-- THE PROBLEM --
Every entry that follows should be reproduced exactly.

-- MATERIAL FOR THIS TASK --
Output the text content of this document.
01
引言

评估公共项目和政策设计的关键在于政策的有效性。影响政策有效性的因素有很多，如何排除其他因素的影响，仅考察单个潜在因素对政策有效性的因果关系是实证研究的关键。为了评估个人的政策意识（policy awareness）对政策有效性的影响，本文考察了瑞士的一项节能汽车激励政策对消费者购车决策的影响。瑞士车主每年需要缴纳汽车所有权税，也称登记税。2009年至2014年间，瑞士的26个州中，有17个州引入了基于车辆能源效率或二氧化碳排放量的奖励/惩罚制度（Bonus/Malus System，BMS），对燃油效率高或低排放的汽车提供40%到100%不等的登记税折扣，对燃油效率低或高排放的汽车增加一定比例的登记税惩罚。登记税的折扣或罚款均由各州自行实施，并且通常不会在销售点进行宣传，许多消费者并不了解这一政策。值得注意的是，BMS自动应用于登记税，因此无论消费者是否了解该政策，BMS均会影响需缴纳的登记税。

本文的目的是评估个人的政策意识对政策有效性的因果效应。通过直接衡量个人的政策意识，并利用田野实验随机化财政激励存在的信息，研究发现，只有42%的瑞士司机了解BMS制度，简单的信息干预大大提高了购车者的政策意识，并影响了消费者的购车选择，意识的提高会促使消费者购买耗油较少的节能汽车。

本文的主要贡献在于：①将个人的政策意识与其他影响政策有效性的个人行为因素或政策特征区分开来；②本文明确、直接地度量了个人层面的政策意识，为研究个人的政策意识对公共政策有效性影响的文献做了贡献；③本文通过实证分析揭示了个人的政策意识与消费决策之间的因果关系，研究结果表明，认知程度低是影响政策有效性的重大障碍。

-- RIGHT ANSWER --
Output the text content of this document.
01
引言

评估公共项目和政策设计的关键在于政策的有效性。影响政策有效性的因素有很多，如何排除其他因素的影响，仅考察单个潜在因素对政策有效性的因果关系是实证研究的关键。为了评估个人的政策意识（policy awareness）对政策有效性的影响，本文考察了瑞士的一项节能汽车激励政策对消费者购车决策的影响。瑞士车主每年需要缴纳汽车所有权税，也称登记税。2009年至2014年间，瑞士的26个州中，有17个州引入了基于车辆能源效率或二氧化碳排放量的奖励/惩罚制度（Bonus/Malus System，BMS），对燃油效率高或低排放的汽车提供40%到100%不等的登记税折扣，对燃油效率低或高排放的汽车增加一定比例的登记税惩罚。登记税的折扣或罚款均由各州自行实施，并且通常不会在销售点进行宣传，许多消费者并不了解这一政策。值得注意的是，BMS自动应用于登记税，因此无论消费者是否了解该政策，BMS均会影响需缴纳的登记税。

本文的目的是评估个人的政策意识对政策有效性的因果效应。通过直接衡量个人的政策意识，并利用田野实验随机化财政激励存在的信息，研究发现，只有42%的瑞士司机了解BMS制度，简单的信息干预大大提高了购车者的政策意识，并影响了消费者的购车选择，意识的提高会促使消费者购买耗油较少的节能汽车。

本文的主要贡献在于：①将个人的政策意识与其他影响政策有效性的个人行为因素或政策特征区分开来；②本文明确、直接地度量了个人层面的政策意识，为研究个人的政策意识对公共政策有效性影响的文献做了贡献；③本文通过实证分析揭示了个人的政策意识与消费决策之间的因果关系，研究结果表明，认知程度低是影响政策有效性的重大障碍。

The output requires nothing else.